----- RECORD SET

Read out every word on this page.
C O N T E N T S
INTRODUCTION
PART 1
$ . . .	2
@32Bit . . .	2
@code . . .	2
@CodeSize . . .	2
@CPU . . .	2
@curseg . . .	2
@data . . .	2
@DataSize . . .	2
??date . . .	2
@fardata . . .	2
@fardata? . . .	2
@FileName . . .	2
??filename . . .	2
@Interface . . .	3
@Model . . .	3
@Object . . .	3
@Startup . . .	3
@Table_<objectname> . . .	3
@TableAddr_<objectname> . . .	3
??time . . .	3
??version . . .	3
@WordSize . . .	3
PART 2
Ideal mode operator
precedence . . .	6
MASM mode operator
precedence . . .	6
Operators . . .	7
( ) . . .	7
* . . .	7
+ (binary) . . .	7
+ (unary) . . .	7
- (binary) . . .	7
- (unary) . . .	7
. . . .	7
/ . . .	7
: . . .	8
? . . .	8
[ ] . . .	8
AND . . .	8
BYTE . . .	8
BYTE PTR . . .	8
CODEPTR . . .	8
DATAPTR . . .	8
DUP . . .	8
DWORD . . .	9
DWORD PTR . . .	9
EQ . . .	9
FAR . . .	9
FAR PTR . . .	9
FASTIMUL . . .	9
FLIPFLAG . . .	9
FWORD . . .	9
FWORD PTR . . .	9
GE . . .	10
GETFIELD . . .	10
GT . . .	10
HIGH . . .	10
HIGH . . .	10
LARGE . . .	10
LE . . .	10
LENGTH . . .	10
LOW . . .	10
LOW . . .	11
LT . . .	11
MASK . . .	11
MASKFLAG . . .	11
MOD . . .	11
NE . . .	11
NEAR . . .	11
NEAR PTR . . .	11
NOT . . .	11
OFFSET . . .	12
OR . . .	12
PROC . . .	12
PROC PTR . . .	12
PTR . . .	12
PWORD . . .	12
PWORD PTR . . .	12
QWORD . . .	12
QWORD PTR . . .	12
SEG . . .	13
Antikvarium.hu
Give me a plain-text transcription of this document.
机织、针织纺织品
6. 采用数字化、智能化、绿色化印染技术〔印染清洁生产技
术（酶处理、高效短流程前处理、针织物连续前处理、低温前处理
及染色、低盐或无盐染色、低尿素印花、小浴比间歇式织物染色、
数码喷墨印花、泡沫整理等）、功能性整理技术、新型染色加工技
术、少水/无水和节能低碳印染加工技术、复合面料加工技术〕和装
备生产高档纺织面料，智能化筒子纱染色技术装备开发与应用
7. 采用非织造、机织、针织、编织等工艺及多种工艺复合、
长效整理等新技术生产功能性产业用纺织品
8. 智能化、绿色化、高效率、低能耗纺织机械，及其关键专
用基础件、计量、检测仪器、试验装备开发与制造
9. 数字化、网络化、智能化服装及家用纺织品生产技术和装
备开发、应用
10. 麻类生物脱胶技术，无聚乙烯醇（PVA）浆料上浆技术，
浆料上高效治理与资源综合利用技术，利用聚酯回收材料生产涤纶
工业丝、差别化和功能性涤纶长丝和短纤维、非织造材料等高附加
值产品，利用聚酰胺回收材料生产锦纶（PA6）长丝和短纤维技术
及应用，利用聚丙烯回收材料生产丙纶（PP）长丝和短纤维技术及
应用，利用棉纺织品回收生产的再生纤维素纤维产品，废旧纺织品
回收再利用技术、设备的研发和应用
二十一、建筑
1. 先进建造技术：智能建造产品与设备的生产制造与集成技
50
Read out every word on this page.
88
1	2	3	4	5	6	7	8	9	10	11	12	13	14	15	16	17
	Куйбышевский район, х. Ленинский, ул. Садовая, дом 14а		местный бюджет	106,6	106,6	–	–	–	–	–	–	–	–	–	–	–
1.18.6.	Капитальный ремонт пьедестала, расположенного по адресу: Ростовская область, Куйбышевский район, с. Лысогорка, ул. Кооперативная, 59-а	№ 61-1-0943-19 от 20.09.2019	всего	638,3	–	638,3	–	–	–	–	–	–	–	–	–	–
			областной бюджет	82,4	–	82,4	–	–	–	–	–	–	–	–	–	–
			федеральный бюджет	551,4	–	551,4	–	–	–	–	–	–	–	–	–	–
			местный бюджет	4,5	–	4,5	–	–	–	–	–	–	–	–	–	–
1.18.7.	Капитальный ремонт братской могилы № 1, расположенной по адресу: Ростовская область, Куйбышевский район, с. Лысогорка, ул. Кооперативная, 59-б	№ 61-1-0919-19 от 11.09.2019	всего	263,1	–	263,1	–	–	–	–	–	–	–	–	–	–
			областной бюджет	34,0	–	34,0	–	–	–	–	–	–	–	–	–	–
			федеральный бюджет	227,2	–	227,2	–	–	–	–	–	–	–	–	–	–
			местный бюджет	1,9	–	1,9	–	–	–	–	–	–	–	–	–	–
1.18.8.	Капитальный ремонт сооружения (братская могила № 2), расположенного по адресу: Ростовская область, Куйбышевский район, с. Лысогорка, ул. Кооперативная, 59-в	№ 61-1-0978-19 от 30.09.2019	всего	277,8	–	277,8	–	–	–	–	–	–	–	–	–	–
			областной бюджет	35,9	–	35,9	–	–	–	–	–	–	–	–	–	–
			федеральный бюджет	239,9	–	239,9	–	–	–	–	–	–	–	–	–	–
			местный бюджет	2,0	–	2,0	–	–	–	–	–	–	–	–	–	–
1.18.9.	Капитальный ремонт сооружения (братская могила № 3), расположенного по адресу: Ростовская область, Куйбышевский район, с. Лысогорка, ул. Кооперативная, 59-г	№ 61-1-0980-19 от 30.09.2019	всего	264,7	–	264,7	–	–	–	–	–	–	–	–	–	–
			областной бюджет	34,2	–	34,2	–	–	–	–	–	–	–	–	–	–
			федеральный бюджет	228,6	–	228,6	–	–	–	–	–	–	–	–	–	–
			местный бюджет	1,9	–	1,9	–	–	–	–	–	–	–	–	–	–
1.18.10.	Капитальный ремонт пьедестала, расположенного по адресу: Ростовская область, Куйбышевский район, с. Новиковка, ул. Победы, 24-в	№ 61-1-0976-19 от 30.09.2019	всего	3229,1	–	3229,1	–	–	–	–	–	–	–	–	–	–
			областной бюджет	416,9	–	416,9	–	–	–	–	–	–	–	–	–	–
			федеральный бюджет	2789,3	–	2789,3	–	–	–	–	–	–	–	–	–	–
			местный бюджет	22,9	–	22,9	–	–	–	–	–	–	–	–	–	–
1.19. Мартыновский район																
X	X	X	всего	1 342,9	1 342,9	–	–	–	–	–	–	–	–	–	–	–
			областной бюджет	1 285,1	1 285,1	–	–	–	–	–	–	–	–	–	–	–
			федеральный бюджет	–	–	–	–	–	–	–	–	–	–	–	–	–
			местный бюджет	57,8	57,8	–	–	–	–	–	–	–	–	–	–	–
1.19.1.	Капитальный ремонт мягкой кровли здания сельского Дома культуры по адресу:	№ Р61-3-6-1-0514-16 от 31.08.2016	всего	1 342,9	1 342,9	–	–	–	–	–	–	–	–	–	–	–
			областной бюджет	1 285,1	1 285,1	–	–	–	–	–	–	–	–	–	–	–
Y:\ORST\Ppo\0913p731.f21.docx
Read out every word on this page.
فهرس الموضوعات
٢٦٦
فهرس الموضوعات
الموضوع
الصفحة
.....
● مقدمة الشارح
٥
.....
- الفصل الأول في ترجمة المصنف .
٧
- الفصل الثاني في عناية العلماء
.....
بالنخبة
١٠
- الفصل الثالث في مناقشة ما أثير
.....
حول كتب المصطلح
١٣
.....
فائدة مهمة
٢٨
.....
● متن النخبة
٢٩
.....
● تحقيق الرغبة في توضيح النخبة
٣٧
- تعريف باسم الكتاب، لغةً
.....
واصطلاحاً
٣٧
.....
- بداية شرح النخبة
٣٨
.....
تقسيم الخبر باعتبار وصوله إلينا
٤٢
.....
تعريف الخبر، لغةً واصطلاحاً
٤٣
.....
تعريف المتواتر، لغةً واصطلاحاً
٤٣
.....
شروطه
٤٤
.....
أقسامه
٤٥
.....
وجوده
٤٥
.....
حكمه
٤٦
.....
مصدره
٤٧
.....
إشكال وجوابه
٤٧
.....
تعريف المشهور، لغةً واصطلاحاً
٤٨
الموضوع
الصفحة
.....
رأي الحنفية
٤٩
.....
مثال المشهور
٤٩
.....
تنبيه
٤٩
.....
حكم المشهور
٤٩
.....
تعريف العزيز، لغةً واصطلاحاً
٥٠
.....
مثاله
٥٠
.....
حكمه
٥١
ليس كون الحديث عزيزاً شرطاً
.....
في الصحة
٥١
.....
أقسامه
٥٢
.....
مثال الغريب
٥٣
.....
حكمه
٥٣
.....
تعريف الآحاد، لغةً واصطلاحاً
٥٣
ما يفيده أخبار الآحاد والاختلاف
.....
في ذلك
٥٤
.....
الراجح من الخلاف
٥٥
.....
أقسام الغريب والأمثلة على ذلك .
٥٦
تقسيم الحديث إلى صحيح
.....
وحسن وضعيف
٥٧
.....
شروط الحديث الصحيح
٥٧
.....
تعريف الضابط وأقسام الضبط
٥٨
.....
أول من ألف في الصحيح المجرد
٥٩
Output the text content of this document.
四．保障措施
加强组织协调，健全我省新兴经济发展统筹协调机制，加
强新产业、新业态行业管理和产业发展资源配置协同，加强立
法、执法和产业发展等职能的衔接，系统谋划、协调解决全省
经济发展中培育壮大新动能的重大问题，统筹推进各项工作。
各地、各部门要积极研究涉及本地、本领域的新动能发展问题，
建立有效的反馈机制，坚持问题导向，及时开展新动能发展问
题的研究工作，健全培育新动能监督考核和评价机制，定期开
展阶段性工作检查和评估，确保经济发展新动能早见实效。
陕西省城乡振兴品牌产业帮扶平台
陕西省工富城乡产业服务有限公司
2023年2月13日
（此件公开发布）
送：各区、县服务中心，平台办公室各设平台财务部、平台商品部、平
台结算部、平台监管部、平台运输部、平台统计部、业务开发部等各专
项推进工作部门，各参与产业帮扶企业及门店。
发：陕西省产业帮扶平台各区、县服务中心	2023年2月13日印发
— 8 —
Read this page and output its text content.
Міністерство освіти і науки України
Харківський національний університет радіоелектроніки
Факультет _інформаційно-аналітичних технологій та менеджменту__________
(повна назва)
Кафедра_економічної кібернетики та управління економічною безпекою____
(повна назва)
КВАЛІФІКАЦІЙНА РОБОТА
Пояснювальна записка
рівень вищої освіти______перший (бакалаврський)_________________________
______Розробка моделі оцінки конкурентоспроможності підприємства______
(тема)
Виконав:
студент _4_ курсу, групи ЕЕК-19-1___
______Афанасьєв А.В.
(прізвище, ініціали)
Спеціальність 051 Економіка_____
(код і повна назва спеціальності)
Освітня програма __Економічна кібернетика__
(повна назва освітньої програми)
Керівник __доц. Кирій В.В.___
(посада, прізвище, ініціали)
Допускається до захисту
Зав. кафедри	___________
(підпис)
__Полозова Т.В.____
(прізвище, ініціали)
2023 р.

----------

_DO THIS_
Quote the line that contains "Read this page and output its text content." and each line after it through the end of the data, exactly, leaving out everything else.

_OUTPUT BELOW_
Read this page and output its text content.
Міністерство освіти і науки України
Харківський національний університет радіоелектроніки
Факультет _інформаційно-аналітичних технологій та менеджменту__________
(повна назва)
Кафедра_економічної кібернетики та управління економічною безпекою____
(повна назва)
КВАЛІФІКАЦІЙНА РОБОТА
Пояснювальна записка
рівень вищої освіти______перший (бакалаврський)_________________________
______Розробка моделі оцінки конкурентоспроможності підприємства______
(тема)
Виконав:
студент _4_ курсу, групи ЕЕК-19-1___
______Афанасьєв А.В.
(прізвище, ініціали)
Спеціальність 051 Економіка_____
(код і повна назва спеціальності)
Освітня програма __Економічна кібернетика__
(повна назва освітньої програми)
Керівник __доц. Кирій В.В.___
(посада, прізвище, ініціали)
Допускається до захисту
Зав. кафедри	___________
(підпис)
__Полозова Т.В.____
(прізвище, ініціали)
2023 р.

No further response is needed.